◆ WHAT THE EXERCISE ASKS
Please render the stretch of lines from the one containing "legend-label: 61-90 Days (503, 321, 554, 332)" through the one containing "x-tick-label: Nov-22 (725, 418, 758, 429)" as a numbered list, omitting any blank lines.

◆ DATA FOR THIS EXERCISE
_ _ _
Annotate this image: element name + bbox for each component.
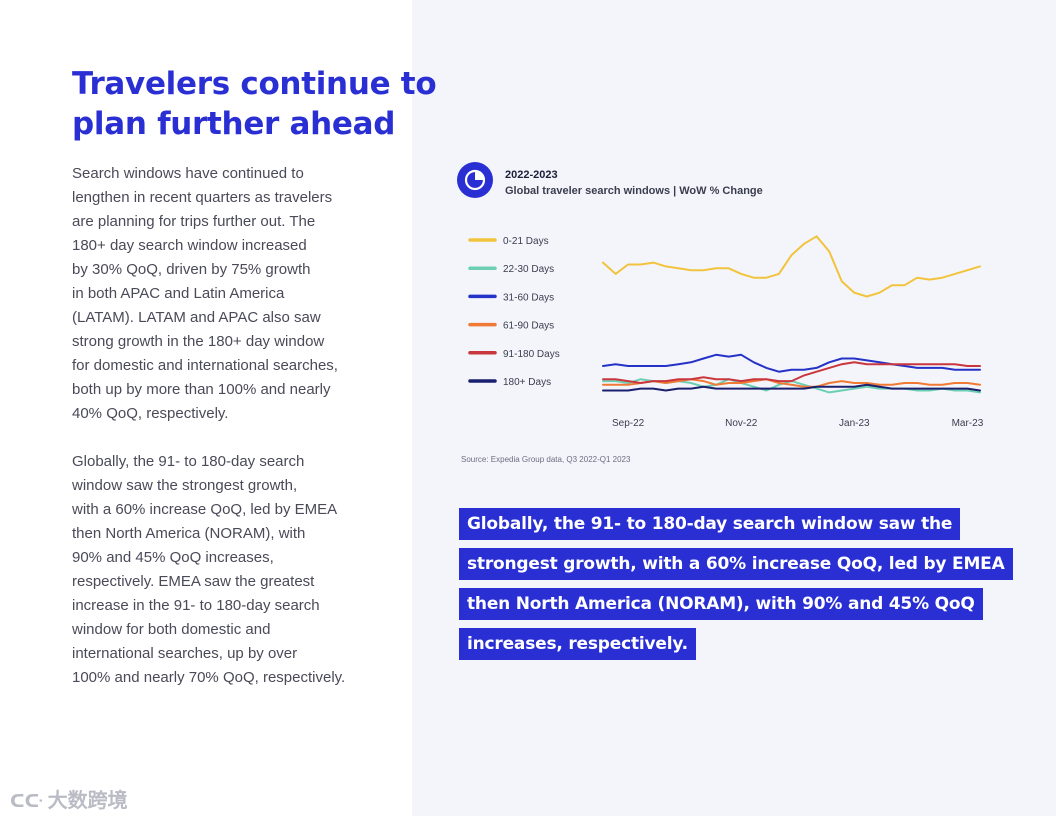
legend-label: 61-90 Days (503, 321, 554, 332)
highlight-callout: Globally, the 91- to 180-day search wind… (459, 508, 1039, 668)
text-line: international searches, up by over (72, 645, 298, 662)
text-line: for domestic and international searches, (72, 357, 338, 374)
text-line: Search windows have continued to (72, 165, 304, 182)
highlight-line: then North America (NORAM), with 90% and… (459, 588, 983, 620)
watermark-text: 大数跨境 (47, 790, 128, 812)
legend-label: 22-30 Days (503, 264, 554, 275)
chart-panel (412, 0, 1056, 816)
x-tick-label: Jan-23 (839, 418, 870, 429)
line-chart: 0-21 Days 22-30 Days 31-60 Days 61-90 Days 9… (468, 235, 984, 429)
text-line: are planning for trips further out. The (72, 213, 316, 230)
text-line: in both APAC and Latin America (72, 285, 285, 302)
text-line: by 30% QoQ, driven by 75% growth (72, 261, 311, 278)
x-tick-label: Sep-22 (612, 418, 645, 429)
body-paragraph-2: Globally, the 91- to 180-day search wind… (72, 450, 372, 690)
text-line: increase in the 91- to 180-day search (72, 597, 320, 614)
text-line: 40% QoQ, respectively. (72, 405, 229, 422)
text-line: 100% and nearly 70% QoQ, respectively. (72, 669, 346, 686)
chart-source: Source: Expedia Group data, Q3 2022-Q1 2… (461, 455, 631, 464)
legend-label: 91-180 Days (503, 349, 560, 360)
chart-x-axis: Sep-22 Nov-22 Jan-23 Mar-23 (612, 418, 984, 429)
legend-label: 31-60 Days (503, 292, 554, 303)
text-line: respectively. EMEA saw the greatest (72, 573, 315, 590)
watermark-logo-icon: ᑕᑢ (10, 791, 44, 811)
text-panel (0, 0, 412, 816)
x-tick-label: Nov-22 (725, 418, 758, 429)
series-line (602, 353, 981, 373)
highlight-line: Globally, the 91- to 180-day search wind… (459, 508, 961, 540)
highlight-line: increases, respectively. (459, 628, 696, 660)
page-title-line: plan further ahead (72, 106, 396, 142)
page-title-line: Travelers continue to (72, 66, 437, 102)
watermark: ᑕᑢ 大数跨境 (10, 784, 128, 813)
text-line: window for both domestic and (72, 621, 271, 638)
legend-label: 0-21 Days (503, 236, 549, 247)
page-title: Travelers continue to plan further ahead (72, 64, 437, 144)
chart-subtitle: Global traveler search windows | WoW % C… (505, 185, 763, 197)
body-paragraph-1: Search windows have continued to lengthe… (72, 162, 372, 426)
text-line: lengthen in recent quarters as travelers (72, 189, 333, 206)
x-tick-label: Mar-23 (952, 418, 984, 429)
text-line: 90% and 45% QoQ increases, (72, 549, 274, 566)
text-line: strong growth in the 180+ day window (72, 333, 325, 350)
highlight-line: strongest growth, with a 60% increase Qo… (459, 548, 1013, 580)
series-line (602, 361, 981, 384)
chart-legend: 0-21 Days 22-30 Days 31-60 Days 61-90 Days 9… (468, 236, 560, 388)
chart-series (602, 235, 981, 394)
text-line: 180+ day search window increased (72, 237, 307, 254)
chart-year: 2022-2023 (505, 169, 558, 181)
series-line (602, 383, 981, 392)
text-line: Globally, the 91- to 180-day search (72, 453, 305, 470)
legend-label: 180+ Days (503, 377, 551, 388)
text-line: with a 60% increase QoQ, led by EMEA (72, 501, 338, 518)
series-line (602, 378, 981, 388)
pie-chart-icon (457, 162, 493, 198)
text-line: window saw the strongest growth, (72, 477, 298, 494)
text-line: then North America (NORAM), with (72, 525, 306, 542)
text-line: (LATAM). LATAM and APAC also saw (72, 309, 321, 326)
series-line (602, 235, 981, 298)
text-line: both up by more than 100% and nearly (72, 381, 331, 398)
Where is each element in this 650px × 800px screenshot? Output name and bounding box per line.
_ _ _
◆ RESPONSE FOR THIS EXERCISE
1. legend-label: 61-90 Days (503, 321, 554, 332)
2. highlight-callout: Globally, the 91- to 180-day search wind… (459, 508, 1039, 668)
3. text-line: international searches, up by over (72, 645, 298, 662)
4. text-line: for domestic and international searches, (72, 357, 338, 374)
5. text-line: Search windows have continued to (72, 165, 304, 182)
6. highlight-line: then North America (NORAM), with 90% and… (459, 588, 983, 620)
7. watermark-text: 大数跨境 (47, 790, 128, 812)
8. legend-label: 22-30 Days (503, 264, 554, 275)
9. chart-panel (412, 0, 1056, 816)
10. x-tick-label: Jan-23 (839, 418, 870, 429)
11. line-chart: 0-21 Days 22-30 Days 31-60 Days 61-90 Days 9… (468, 235, 984, 429)
12. text-line: are planning for trips further out. The (72, 213, 316, 230)
13. text-line: in both APAC and Latin America (72, 285, 285, 302)
14. text-line: by 30% QoQ, driven by 75% growth (72, 261, 311, 278)
15. x-tick-label: Sep-22 (612, 418, 645, 429)
16. body-paragraph-2: Globally, the 91- to 180-day search wind… (72, 450, 372, 690)
17. text-line: increase in the 91- to 180-day search (72, 597, 320, 614)
18. text-line: 40% QoQ, respectively. (72, 405, 229, 422)
19. text-line: 100% and nearly 70% QoQ, respectively. (72, 669, 346, 686)
20. chart-source: Source: Expedia Group data, Q3 2022-Q1 2… (461, 455, 631, 464)
21. legend-label: 91-180 Days (503, 349, 560, 360)
22. chart-x-axis: Sep-22 Nov-22 Jan-23 Mar-23 (612, 418, 984, 429)
23. legend-label: 31-60 Days (503, 292, 554, 303)
24. text-line: respectively. EMEA saw the greatest (72, 573, 315, 590)
25. watermark-logo-icon: ᑕᑢ (10, 791, 44, 811)
26. text-panel (0, 0, 412, 816)
27. x-tick-label: Nov-22 (725, 418, 758, 429)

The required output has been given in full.